## Task description
Repeat the entire listing exactly.

## Data section

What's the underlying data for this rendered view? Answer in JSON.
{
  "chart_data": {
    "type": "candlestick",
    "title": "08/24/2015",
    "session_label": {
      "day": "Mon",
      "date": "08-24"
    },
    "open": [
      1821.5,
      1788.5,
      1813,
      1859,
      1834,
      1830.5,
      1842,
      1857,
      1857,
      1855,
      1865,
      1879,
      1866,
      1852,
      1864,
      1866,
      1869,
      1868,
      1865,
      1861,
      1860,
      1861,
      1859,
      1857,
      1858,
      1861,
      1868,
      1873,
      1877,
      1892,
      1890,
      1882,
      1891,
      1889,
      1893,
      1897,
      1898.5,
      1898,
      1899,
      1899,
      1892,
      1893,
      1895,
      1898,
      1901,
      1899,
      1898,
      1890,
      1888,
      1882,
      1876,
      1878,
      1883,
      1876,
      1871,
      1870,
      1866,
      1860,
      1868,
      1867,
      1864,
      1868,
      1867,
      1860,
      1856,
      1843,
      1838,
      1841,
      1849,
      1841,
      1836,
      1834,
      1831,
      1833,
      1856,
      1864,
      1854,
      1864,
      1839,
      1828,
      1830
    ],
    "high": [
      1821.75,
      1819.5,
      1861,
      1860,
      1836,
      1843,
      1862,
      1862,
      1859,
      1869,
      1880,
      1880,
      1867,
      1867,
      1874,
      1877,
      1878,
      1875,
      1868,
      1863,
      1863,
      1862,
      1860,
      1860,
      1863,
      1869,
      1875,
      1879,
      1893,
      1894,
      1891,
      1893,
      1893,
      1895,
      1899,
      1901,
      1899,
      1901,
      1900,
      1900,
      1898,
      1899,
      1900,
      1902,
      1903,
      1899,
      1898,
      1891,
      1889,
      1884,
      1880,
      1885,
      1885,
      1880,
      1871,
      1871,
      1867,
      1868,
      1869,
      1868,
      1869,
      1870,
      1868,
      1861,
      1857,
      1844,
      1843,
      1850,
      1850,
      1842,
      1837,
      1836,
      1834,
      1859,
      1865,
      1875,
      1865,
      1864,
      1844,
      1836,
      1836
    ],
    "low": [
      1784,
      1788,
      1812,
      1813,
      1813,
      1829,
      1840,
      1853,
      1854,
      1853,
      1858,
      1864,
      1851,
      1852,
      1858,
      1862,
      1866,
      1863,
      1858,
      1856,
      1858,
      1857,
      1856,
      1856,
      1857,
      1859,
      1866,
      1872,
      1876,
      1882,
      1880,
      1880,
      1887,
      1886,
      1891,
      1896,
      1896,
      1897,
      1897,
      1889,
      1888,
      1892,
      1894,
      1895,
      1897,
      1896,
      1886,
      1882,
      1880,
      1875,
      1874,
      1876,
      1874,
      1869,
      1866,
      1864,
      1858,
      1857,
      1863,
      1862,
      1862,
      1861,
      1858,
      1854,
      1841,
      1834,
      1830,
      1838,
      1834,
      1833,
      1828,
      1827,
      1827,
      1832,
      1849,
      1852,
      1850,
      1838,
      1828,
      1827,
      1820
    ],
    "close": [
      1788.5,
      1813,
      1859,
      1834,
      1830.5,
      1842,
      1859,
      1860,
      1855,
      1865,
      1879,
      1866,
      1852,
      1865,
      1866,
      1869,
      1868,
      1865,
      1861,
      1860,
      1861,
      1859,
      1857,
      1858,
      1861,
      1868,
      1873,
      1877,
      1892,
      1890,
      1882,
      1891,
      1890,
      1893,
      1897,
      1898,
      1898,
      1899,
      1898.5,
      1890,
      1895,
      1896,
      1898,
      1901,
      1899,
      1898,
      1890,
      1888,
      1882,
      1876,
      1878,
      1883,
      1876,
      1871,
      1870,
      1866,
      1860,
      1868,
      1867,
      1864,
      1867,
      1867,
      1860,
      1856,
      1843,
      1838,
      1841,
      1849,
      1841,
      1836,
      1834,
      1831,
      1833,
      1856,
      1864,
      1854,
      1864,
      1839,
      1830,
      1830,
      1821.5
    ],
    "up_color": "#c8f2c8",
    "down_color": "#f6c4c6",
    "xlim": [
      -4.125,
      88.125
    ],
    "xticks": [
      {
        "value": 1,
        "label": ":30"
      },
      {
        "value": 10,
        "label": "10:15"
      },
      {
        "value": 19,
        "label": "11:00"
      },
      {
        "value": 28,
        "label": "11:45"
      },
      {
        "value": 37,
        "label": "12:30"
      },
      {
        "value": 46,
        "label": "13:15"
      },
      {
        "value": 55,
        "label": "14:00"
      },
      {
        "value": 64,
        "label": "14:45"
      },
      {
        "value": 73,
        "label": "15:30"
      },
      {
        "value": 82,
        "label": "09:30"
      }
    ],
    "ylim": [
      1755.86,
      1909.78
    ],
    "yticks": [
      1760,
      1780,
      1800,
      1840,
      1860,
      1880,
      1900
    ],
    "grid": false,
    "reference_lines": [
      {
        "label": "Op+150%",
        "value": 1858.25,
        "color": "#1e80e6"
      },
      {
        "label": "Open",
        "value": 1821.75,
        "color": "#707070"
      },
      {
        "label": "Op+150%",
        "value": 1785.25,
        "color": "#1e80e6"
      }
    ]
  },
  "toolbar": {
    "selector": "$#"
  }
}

## Response to this exercise
What's the underlying data for this rendered view? Answer in JSON.
{
  "chart_data": {
    "type": "candlestick",
    "title": "08/24/2015",
    "session_label": {
      "day": "Mon",
      "date": "08-24"
    },
    "open": [
      1821.5,
      1788.5,
      1813,
      1859,
      1834,
      1830.5,
      1842,
      1857,
      1857,
      1855,
      1865,
      1879,
      1866,
      1852,
      1864,
      1866,
      1869,
      1868,
      1865,
      1861,
      1860,
      1861,
      1859,
      1857,
      1858,
      1861,
      1868,
      1873,
      1877,
      1892,
      1890,
      1882,
      1891,
      1889,
      1893,
      1897,
      1898.5,
      1898,
      1899,
      1899,
      1892,
      1893,
      1895,
      1898,
      1901,
      1899,
      1898,
      1890,
      1888,
      1882,
      1876,
      1878,
      1883,
      1876,
      1871,
      1870,
      1866,
      1860,
      1868,
      1867,
      1864,
      1868,
      1867,
      1860,
      1856,
      1843,
      1838,
      1841,
      1849,
      1841,
      1836,
      1834,
      1831,
      1833,
      1856,
      1864,
      1854,
      1864,
      1839,
      1828,
      1830
    ],
    "high": [
      1821.75,
      1819.5,
      1861,
      1860,
      1836,
      1843,
      1862,
      1862,
      1859,
      1869,
      1880,
      1880,
      1867,
      1867,
      1874,
      1877,
      1878,
      1875,
      1868,
      1863,
      1863,
      1862,
      1860,
      1860,
      1863,
      1869,
      1875,
      1879,
      1893,
      1894,
      1891,
      1893,
      1893,
      1895,
      1899,
      1901,
      1899,
      1901,
      1900,
      1900,
      1898,
      1899,
      1900,
      1902,
      1903,
      1899,
      1898,
      1891,
      1889,
      1884,
      1880,
      1885,
      1885,
      1880,
      1871,
      1871,
      1867,
      1868,
      1869,
      1868,
      1869,
      1870,
      1868,
      1861,
      1857,
      1844,
      1843,
      1850,
      1850,
      1842,
      1837,
      1836,
      1834,
      1859,
      1865,
      1875,
      1865,
      1864,
      1844,
      1836,
      1836
    ],
    "low": [
      1784,
      1788,
      1812,
      1813,
      1813,
      1829,
      1840,
      1853,
      1854,
      1853,
      1858,
      1864,
      1851,
      1852,
      1858,
      1862,
      1866,
      1863,
      1858,
      1856,
      1858,
      1857,
      1856,
      1856,
      1857,
      1859,
      1866,
      1872,
      1876,
      1882,
      1880,
      1880,
      1887,
      1886,
      1891,
      1896,
      1896,
      1897,
      1897,
      1889,
      1888,
      1892,
      1894,
      1895,
      1897,
      1896,
      1886,
      1882,
      1880,
      1875,
      1874,
      1876,
      1874,
      1869,
      1866,
      1864,
      1858,
      1857,
      1863,
      1862,
      1862,
      1861,
      1858,
      1854,
      1841,
      1834,
      1830,
      1838,
      1834,
      1833,
      1828,
      1827,
      1827,
      1832,
      1849,
      1852,
      1850,
      1838,
      1828,
      1827,
      1820
    ],
    "close": [
      1788.5,
      1813,
      1859,
      1834,
      1830.5,
      1842,
      1859,
      1860,
      1855,
      1865,
      1879,
      1866,
      1852,
      1865,
      1866,
      1869,
      1868,
      1865,
      1861,
      1860,
      1861,
      1859,
      1857,
      1858,
      1861,
      1868,
      1873,
      1877,
      1892,
      1890,
      1882,
      1891,
      1890,
      1893,
      1897,
      1898,
      1898,
      1899,
      1898.5,
      1890,
      1895,
      1896,
      1898,
      1901,
      1899,
      1898,
      1890,
      1888,
      1882,
      1876,
      1878,
      1883,
      1876,
      1871,
      1870,
      1866,
      1860,
      1868,
      1867,
      1864,
      1867,
      1867,
      1860,
      1856,
      1843,
      1838,
      1841,
      1849,
      1841,
      1836,
      1834,
      1831,
      1833,
      1856,
      1864,
      1854,
      1864,
      1839,
      1830,
      1830,
      1821.5
    ],
    "up_color": "#c8f2c8",
    "down_color": "#f6c4c6",
    "xlim": [
      -4.125,
      88.125
    ],
    "xticks": [
      {
        "value": 1,
        "label": ":30"
      },
      {
        "value": 10,
        "label": "10:15"
      },
      {
        "value": 19,
        "label": "11:00"
      },
      {
        "value": 28,
        "label": "11:45"
      },
      {
        "value": 37,
        "label": "12:30"
      },
      {
        "value": 46,
        "label": "13:15"
      },
      {
        "value": 55,
        "label": "14:00"
      },
      {
        "value": 64,
        "label": "14:45"
      },
      {
        "value": 73,
        "label": "15:30"
      },
      {
        "value": 82,
        "label": "09:30"
      }
    ],
    "ylim": [
      1755.86,
      1909.78
    ],
    "yticks": [
      1760,
      1780,
      1800,
      1840,
      1860,
      1880,
      1900
    ],
    "grid": false,
    "reference_lines": [
      {
        "label": "Op+150%",
        "value": 1858.25,
        "color": "#1e80e6"
      },
      {
        "label": "Open",
        "value": 1821.75,
        "color": "#707070"
      },
      {
        "label": "Op+150%",
        "value": 1785.25,
        "color": "#1e80e6"
      }
    ]
  },
  "toolbar": {
    "selector": "$#"
  }
}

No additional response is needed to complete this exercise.